[begin Records supplied]

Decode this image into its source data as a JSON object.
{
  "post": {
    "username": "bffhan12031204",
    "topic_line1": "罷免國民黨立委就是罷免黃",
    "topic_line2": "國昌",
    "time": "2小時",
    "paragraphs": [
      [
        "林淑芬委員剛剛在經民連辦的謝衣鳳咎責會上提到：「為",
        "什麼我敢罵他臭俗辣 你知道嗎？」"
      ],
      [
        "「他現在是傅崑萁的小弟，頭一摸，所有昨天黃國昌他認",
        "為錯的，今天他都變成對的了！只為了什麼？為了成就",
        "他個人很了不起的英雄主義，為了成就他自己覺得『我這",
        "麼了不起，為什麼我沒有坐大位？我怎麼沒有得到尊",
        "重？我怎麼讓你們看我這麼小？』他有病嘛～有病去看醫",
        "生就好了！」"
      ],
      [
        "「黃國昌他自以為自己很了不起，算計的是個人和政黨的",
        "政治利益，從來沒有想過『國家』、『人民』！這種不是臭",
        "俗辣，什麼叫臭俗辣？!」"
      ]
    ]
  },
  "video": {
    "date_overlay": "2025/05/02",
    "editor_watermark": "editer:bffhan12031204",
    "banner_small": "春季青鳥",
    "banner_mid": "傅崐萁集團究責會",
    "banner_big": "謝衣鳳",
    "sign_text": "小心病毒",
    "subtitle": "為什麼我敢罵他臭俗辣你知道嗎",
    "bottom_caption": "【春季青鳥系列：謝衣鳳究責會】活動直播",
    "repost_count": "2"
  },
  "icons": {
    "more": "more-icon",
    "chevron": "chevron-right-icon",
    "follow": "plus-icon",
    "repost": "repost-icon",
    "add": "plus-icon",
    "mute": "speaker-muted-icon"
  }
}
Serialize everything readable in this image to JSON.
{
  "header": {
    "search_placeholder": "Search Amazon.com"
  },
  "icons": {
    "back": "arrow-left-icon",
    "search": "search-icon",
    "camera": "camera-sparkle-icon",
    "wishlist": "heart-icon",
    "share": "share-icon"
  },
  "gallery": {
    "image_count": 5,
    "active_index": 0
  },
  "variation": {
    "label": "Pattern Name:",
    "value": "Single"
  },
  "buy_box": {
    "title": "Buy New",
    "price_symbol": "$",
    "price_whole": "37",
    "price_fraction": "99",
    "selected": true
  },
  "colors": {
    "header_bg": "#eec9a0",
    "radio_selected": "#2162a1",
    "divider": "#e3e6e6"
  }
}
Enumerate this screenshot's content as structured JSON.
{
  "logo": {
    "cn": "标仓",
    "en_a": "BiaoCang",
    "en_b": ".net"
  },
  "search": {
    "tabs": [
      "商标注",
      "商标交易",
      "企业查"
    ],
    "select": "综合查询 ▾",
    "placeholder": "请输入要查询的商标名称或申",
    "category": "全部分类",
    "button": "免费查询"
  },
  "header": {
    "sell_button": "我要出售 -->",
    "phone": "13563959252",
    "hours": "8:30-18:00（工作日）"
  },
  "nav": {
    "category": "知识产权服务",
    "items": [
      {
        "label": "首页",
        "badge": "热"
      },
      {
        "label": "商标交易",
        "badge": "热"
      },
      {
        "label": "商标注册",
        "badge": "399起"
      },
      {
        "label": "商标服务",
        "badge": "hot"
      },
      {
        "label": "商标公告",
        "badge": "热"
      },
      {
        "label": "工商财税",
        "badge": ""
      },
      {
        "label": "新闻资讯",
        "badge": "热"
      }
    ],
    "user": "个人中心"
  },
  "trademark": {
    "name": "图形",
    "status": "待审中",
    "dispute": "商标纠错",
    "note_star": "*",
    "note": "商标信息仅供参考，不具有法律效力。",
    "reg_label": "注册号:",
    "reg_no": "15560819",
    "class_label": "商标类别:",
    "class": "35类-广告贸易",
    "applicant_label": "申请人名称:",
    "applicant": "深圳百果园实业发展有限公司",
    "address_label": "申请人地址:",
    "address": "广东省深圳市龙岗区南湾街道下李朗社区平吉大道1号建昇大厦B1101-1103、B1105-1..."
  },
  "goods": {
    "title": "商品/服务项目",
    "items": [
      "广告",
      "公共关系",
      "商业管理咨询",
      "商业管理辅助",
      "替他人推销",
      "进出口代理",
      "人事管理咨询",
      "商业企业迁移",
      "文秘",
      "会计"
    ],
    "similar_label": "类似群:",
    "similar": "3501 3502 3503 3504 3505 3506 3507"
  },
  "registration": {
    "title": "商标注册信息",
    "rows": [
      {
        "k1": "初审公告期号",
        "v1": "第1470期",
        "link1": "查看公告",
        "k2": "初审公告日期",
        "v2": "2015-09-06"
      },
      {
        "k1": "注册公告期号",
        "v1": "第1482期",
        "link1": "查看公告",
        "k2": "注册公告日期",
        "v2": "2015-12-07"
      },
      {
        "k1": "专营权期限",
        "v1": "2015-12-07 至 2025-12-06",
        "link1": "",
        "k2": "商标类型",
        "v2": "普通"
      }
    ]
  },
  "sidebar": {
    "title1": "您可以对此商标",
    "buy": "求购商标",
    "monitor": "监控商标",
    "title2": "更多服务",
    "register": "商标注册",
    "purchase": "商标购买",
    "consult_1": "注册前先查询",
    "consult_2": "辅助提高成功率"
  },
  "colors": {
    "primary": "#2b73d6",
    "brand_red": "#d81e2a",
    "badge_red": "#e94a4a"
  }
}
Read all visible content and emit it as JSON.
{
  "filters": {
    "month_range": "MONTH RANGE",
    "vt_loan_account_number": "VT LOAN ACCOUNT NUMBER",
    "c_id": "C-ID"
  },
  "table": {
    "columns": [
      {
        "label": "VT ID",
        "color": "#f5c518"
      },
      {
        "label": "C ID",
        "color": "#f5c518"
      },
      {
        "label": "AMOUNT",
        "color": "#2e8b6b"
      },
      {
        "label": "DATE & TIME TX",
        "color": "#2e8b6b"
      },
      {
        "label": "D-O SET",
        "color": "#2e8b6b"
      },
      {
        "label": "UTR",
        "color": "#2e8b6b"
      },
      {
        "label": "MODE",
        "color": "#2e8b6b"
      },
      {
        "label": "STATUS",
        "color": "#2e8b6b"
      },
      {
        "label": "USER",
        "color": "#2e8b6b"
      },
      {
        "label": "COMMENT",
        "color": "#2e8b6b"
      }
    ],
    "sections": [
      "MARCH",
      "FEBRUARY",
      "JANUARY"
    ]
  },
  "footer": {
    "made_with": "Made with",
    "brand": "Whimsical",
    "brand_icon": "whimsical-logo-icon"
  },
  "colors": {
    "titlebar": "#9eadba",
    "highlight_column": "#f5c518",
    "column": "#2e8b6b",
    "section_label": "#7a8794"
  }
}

[end Records supplied]

Give the material above again, word for word.

Decode this image into its source data as a JSON object.
{
  "post": {
    "username": "bffhan12031204",
    "topic_line1": "罷免國民黨立委就是罷免黃",
    "topic_line2": "國昌",
    "time": "2小時",
    "paragraphs": [
      [
        "林淑芬委員剛剛在經民連辦的謝衣鳳咎責會上提到：「為",
        "什麼我敢罵他臭俗辣 你知道嗎？」"
      ],
      [
        "「他現在是傅崑萁的小弟，頭一摸，所有昨天黃國昌他認",
        "為錯的，今天他都變成對的了！只為了什麼？為了成就",
        "他個人很了不起的英雄主義，為了成就他自己覺得『我這",
        "麼了不起，為什麼我沒有坐大位？我怎麼沒有得到尊",
        "重？我怎麼讓你們看我這麼小？』他有病嘛～有病去看醫",
        "生就好了！」"
      ],
      [
        "「黃國昌他自以為自己很了不起，算計的是個人和政黨的",
        "政治利益，從來沒有想過『國家』、『人民』！這種不是臭",
        "俗辣，什麼叫臭俗辣？!」"
      ]
    ]
  },
  "video": {
    "date_overlay": "2025/05/02",
    "editor_watermark": "editer:bffhan12031204",
    "banner_small": "春季青鳥",
    "banner_mid": "傅崐萁集團究責會",
    "banner_big": "謝衣鳳",
    "sign_text": "小心病毒",
    "subtitle": "為什麼我敢罵他臭俗辣你知道嗎",
    "bottom_caption": "【春季青鳥系列：謝衣鳳究責會】活動直播",
    "repost_count": "2"
  },
  "icons": {
    "more": "more-icon",
    "chevron": "chevron-right-icon",
    "follow": "plus-icon",
    "repost": "repost-icon",
    "add": "plus-icon",
    "mute": "speaker-muted-icon"
  }
}
Serialize everything readable in this image to JSON.
{
  "header": {
    "search_placeholder": "Search Amazon.com"
  },
  "icons": {
    "back": "arrow-left-icon",
    "search": "search-icon",
    "camera": "camera-sparkle-icon",
    "wishlist": "heart-icon",
    "share": "share-icon"
  },
  "gallery": {
    "image_count": 5,
    "active_index": 0
  },
  "variation": {
    "label": "Pattern Name:",
    "value": "Single"
  },
  "buy_box": {
    "title": "Buy New",
    "price_symbol": "$",
    "price_whole": "37",
    "price_fraction": "99",
    "selected": true
  },
  "colors": {
    "header_bg": "#eec9a0",
    "radio_selected": "#2162a1",
    "divider": "#e3e6e6"
  }
}
Enumerate this screenshot's content as structured JSON.
{
  "logo": {
    "cn": "标仓",
    "en_a": "BiaoCang",
    "en_b": ".net"
  },
  "search": {
    "tabs": [
      "商标注",
      "商标交易",
      "企业查"
    ],
    "select": "综合查询 ▾",
    "placeholder": "请输入要查询的商标名称或申",
    "category": "全部分类",
    "button": "免费查询"
  },
  "header": {
    "sell_button": "我要出售 -->",
    "phone": "13563959252",
    "hours": "8:30-18:00（工作日）"
  },
  "nav": {
    "category": "知识产权服务",
    "items": [
      {
        "label": "首页",
        "badge": "热"
      },
      {
        "label": "商标交易",
        "badge": "热"
      },
      {
        "label": "商标注册",
        "badge": "399起"
      },
      {
        "label": "商标服务",
        "badge": "hot"
      },
      {
        "label": "商标公告",
        "badge": "热"
      },
      {
        "label": "工商财税",
        "badge": ""
      },
      {
        "label": "新闻资讯",
        "badge": "热"
      }
    ],
    "user": "个人中心"
  },
  "trademark": {
    "name": "图形",
    "status": "待审中",
    "dispute": "商标纠错",
    "note_star": "*",
    "note": "商标信息仅供参考，不具有法律效力。",
    "reg_label": "注册号:",
    "reg_no": "15560819",
    "class_label": "商标类别:",
    "class": "35类-广告贸易",
    "applicant_label": "申请人名称:",
    "applicant": "深圳百果园实业发展有限公司",
    "address_label": "申请人地址:",
    "address": "广东省深圳市龙岗区南湾街道下李朗社区平吉大道1号建昇大厦B1101-1103、B1105-1..."
  },
  "goods": {
    "title": "商品/服务项目",
    "items": [
      "广告",
      "公共关系",
      "商业管理咨询",
      "商业管理辅助",
      "替他人推销",
      "进出口代理",
      "人事管理咨询",
      "商业企业迁移",
      "文秘",
      "会计"
    ],
    "similar_label": "类似群:",
    "similar": "3501 3502 3503 3504 3505 3506 3507"
  },
  "registration": {
    "title": "商标注册信息",
    "rows": [
      {
        "k1": "初审公告期号",
        "v1": "第1470期",
        "link1": "查看公告",
        "k2": "初审公告日期",
        "v2": "2015-09-06"
      },
      {
        "k1": "注册公告期号",
        "v1": "第1482期",
        "link1": "查看公告",
        "k2": "注册公告日期",
        "v2": "2015-12-07"
      },
      {
        "k1": "专营权期限",
        "v1": "2015-12-07 至 2025-12-06",
        "link1": "",
        "k2": "商标类型",
        "v2": "普通"
      }
    ]
  },
  "sidebar": {
    "title1": "您可以对此商标",
    "buy": "求购商标",
    "monitor": "监控商标",
    "title2": "更多服务",
    "register": "商标注册",
    "purchase": "商标购买",
    "consult_1": "注册前先查询",
    "consult_2": "辅助提高成功率"
  },
  "colors": {
    "primary": "#2b73d6",
    "brand_red": "#d81e2a",
    "badge_red": "#e94a4a"
  }
}
Read all visible content and emit it as JSON.
{
  "filters": {
    "month_range": "MONTH RANGE",
    "vt_loan_account_number": "VT LOAN ACCOUNT NUMBER",
    "c_id": "C-ID"
  },
  "table": {
    "columns": [
      {
        "label": "VT ID",
        "color": "#f5c518"
      },
      {
        "label": "C ID",
        "color": "#f5c518"
      },
      {
        "label": "AMOUNT",
        "color": "#2e8b6b"
      },
      {
        "label": "DATE & TIME TX",
        "color": "#2e8b6b"
      },
      {
        "label": "D-O SET",
        "color": "#2e8b6b"
      },
      {
        "label": "UTR",
        "color": "#2e8b6b"
      },
      {
        "label": "MODE",
        "color": "#2e8b6b"
      },
      {
        "label": "STATUS",
        "color": "#2e8b6b"
      },
      {
        "label": "USER",
        "color": "#2e8b6b"
      },
      {
        "label": "COMMENT",
        "color": "#2e8b6b"
      }
    ],
    "sections": [
      "MARCH",
      "FEBRUARY",
      "JANUARY"
    ]
  },
  "footer": {
    "made_with": "Made with",
    "brand": "Whimsical",
    "brand_icon": "whimsical-logo-icon"
  },
  "colors": {
    "titlebar": "#9eadba",
    "highlight_column": "#f5c518",
    "column": "#2e8b6b",
    "section_label": "#7a8794"
  }
}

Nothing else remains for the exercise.